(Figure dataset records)
--------------------------------

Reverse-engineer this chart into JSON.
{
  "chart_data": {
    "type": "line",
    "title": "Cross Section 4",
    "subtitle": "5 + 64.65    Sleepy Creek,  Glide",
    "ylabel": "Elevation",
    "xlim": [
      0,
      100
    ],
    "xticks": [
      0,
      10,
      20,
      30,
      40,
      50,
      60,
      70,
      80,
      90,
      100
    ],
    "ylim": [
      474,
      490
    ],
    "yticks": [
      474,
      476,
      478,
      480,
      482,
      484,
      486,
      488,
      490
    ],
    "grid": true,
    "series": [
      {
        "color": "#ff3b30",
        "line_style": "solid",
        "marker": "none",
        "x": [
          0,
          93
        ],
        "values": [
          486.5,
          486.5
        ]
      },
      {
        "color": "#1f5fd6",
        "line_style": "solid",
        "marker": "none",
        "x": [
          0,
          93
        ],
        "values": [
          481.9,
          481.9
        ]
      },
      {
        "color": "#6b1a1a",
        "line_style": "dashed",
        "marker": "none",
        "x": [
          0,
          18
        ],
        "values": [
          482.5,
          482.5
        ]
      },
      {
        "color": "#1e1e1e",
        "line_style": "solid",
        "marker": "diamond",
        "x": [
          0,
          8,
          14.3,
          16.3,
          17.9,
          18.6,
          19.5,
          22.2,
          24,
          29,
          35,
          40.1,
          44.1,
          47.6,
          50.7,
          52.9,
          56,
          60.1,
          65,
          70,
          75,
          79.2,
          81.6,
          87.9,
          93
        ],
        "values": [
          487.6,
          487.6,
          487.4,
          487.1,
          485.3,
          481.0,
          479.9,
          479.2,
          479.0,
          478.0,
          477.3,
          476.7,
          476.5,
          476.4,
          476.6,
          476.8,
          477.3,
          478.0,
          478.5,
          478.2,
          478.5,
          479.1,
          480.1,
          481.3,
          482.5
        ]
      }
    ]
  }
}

--------------------------------

Using the material above, print every entry exactly as written.

Reverse-engineer this chart into JSON.
{
  "chart_data": {
    "type": "line",
    "title": "Cross Section 4",
    "subtitle": "5 + 64.65    Sleepy Creek,  Glide",
    "ylabel": "Elevation",
    "xlim": [
      0,
      100
    ],
    "xticks": [
      0,
      10,
      20,
      30,
      40,
      50,
      60,
      70,
      80,
      90,
      100
    ],
    "ylim": [
      474,
      490
    ],
    "yticks": [
      474,
      476,
      478,
      480,
      482,
      484,
      486,
      488,
      490
    ],
    "grid": true,
    "series": [
      {
        "color": "#ff3b30",
        "line_style": "solid",
        "marker": "none",
        "x": [
          0,
          93
        ],
        "values": [
          486.5,
          486.5
        ]
      },
      {
        "color": "#1f5fd6",
        "line_style": "solid",
        "marker": "none",
        "x": [
          0,
          93
        ],
        "values": [
          481.9,
          481.9
        ]
      },
      {
        "color": "#6b1a1a",
        "line_style": "dashed",
        "marker": "none",
        "x": [
          0,
          18
        ],
        "values": [
          482.5,
          482.5
        ]
      },
      {
        "color": "#1e1e1e",
        "line_style": "solid",
        "marker": "diamond",
        "x": [
          0,
          8,
          14.3,
          16.3,
          17.9,
          18.6,
          19.5,
          22.2,
          24,
          29,
          35,
          40.1,
          44.1,
          47.6,
          50.7,
          52.9,
          56,
          60.1,
          65,
          70,
          75,
          79.2,
          81.6,
          87.9,
          93
        ],
        "values": [
          487.6,
          487.6,
          487.4,
          487.1,
          485.3,
          481.0,
          479.9,
          479.2,
          479.0,
          478.0,
          477.3,
          476.7,
          476.5,
          476.4,
          476.6,
          476.8,
          477.3,
          478.0,
          478.5,
          478.2,
          478.5,
          479.1,
          480.1,
          481.3,
          482.5
        ]
      }
    ]
  }
}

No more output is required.